_What you should do_: Please give the count of lines holding the string "color" and nothing besides.

....................

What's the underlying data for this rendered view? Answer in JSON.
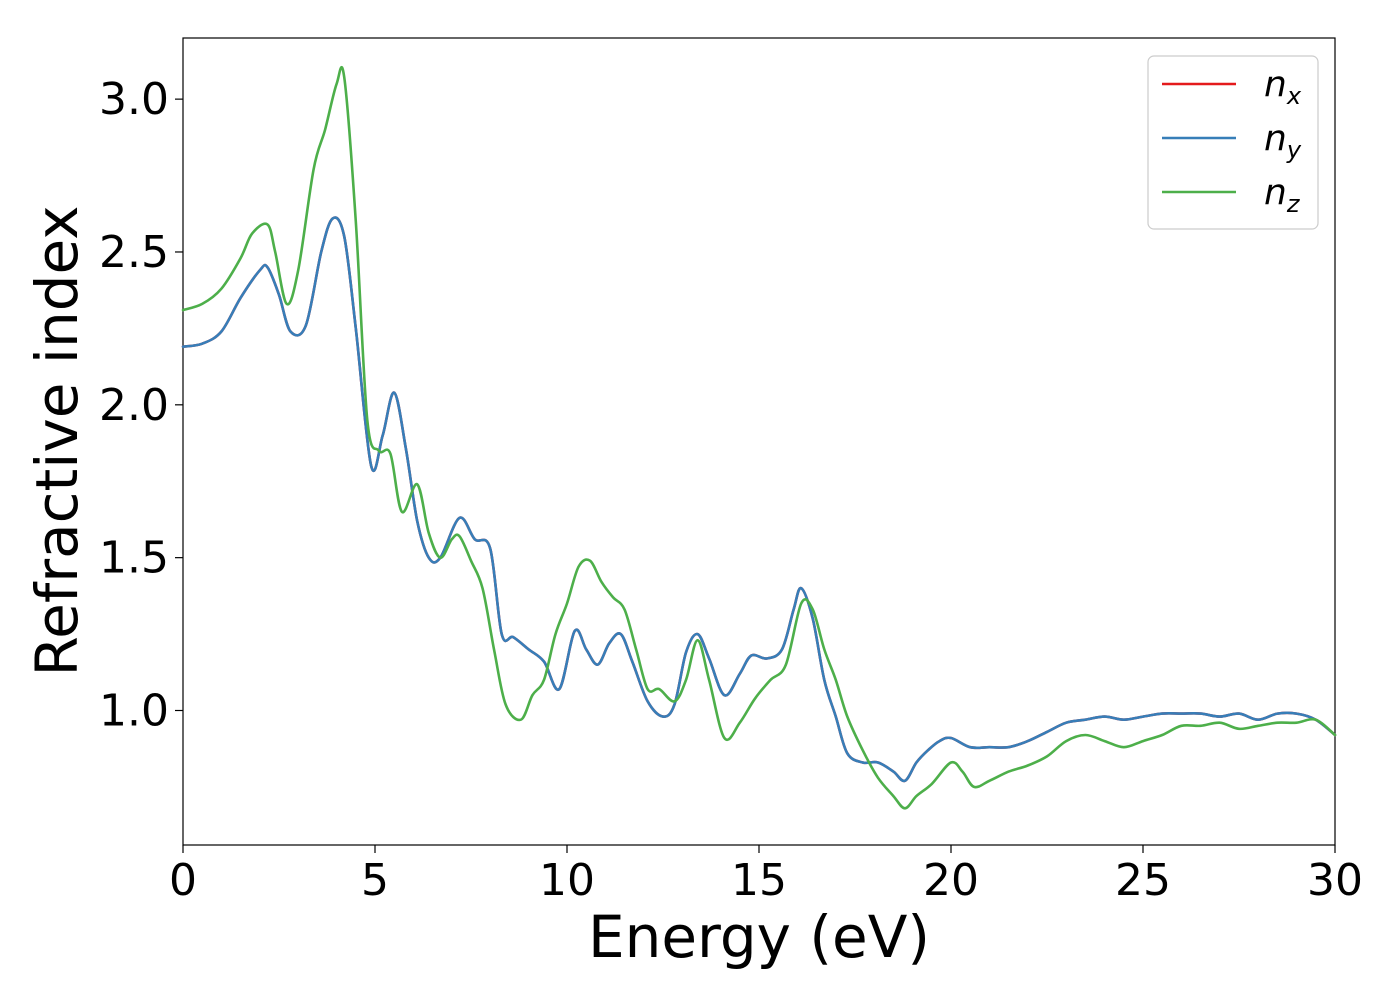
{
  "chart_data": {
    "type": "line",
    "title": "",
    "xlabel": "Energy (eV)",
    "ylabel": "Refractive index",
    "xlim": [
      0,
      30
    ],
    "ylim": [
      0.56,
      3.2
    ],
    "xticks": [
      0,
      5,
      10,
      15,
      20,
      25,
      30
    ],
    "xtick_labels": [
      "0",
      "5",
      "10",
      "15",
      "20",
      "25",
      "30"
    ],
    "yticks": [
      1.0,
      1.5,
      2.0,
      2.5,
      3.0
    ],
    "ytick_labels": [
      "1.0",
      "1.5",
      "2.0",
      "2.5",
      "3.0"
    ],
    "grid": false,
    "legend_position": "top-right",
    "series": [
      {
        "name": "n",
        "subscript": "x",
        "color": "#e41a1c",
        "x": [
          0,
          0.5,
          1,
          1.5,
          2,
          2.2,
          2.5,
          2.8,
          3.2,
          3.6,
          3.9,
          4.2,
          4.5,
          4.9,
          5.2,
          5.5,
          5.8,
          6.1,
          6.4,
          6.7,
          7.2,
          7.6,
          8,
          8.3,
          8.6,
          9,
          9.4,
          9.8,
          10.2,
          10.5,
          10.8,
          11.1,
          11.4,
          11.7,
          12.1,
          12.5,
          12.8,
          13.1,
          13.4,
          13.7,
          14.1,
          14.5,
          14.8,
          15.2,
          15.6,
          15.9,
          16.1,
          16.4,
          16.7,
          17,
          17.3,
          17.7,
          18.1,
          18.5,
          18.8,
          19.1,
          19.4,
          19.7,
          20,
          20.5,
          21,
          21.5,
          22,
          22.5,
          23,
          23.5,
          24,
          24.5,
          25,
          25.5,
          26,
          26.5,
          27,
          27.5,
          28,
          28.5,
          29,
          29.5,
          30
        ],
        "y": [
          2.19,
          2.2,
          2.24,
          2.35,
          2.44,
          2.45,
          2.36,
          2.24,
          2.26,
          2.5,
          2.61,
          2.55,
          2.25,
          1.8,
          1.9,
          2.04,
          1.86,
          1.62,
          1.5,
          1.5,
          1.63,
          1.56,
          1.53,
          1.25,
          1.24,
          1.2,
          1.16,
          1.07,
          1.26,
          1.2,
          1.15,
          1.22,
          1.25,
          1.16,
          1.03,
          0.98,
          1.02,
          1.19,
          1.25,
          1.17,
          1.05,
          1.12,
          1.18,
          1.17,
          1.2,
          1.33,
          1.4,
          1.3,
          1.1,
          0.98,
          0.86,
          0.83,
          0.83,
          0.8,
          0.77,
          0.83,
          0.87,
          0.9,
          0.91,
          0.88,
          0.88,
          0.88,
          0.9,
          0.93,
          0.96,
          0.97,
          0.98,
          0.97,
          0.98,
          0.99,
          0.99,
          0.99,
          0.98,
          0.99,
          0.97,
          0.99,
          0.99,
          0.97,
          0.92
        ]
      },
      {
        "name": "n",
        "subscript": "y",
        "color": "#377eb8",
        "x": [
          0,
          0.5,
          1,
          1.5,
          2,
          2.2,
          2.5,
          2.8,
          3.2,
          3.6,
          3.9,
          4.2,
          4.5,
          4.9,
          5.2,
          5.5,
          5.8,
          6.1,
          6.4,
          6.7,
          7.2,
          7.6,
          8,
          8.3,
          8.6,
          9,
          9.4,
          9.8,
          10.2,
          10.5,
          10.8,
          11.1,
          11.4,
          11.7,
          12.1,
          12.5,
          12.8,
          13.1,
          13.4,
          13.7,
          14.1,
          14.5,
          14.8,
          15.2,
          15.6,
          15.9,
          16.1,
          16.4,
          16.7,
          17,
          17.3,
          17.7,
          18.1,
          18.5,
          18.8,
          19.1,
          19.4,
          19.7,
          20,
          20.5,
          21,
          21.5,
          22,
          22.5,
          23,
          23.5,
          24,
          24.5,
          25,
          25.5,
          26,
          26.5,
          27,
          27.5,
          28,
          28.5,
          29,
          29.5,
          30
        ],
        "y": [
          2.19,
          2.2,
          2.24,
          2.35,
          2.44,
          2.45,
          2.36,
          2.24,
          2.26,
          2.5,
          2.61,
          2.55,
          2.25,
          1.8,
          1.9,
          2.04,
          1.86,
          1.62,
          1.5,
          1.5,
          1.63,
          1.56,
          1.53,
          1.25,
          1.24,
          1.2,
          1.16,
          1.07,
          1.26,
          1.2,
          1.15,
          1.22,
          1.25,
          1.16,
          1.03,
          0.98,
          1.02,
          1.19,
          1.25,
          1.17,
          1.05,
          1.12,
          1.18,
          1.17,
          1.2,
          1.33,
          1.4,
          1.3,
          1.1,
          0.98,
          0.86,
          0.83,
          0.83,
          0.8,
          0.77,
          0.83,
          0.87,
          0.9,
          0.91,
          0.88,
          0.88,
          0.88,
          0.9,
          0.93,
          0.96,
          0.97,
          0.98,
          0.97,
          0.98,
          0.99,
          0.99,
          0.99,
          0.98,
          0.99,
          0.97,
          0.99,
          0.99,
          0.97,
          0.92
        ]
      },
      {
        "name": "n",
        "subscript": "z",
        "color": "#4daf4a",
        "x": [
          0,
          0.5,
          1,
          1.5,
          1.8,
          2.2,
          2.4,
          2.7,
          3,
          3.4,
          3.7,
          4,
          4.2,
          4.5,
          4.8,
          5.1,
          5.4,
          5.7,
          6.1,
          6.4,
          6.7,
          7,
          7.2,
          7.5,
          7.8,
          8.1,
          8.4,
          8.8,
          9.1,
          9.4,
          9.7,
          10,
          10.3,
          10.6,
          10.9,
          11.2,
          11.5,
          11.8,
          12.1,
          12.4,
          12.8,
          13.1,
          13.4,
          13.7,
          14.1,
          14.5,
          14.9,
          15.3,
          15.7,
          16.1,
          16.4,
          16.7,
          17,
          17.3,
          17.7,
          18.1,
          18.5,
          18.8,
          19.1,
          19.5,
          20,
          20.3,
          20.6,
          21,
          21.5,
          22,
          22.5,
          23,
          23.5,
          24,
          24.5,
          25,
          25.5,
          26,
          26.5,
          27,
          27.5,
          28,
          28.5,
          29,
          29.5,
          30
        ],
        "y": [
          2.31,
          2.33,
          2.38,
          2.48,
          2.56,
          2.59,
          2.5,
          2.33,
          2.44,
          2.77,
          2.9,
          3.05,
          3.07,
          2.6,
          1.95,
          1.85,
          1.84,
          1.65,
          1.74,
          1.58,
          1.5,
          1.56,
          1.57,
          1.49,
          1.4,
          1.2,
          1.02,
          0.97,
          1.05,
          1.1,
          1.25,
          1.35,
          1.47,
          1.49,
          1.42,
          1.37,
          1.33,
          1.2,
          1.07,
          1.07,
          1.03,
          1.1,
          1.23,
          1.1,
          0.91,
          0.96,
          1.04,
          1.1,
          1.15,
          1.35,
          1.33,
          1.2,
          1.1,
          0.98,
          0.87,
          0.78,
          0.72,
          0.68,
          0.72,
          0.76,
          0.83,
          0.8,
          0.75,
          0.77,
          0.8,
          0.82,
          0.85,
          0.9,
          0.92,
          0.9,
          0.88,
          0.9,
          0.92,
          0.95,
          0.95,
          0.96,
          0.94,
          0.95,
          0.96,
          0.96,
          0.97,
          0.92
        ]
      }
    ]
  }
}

....................

_Exercise response_: 3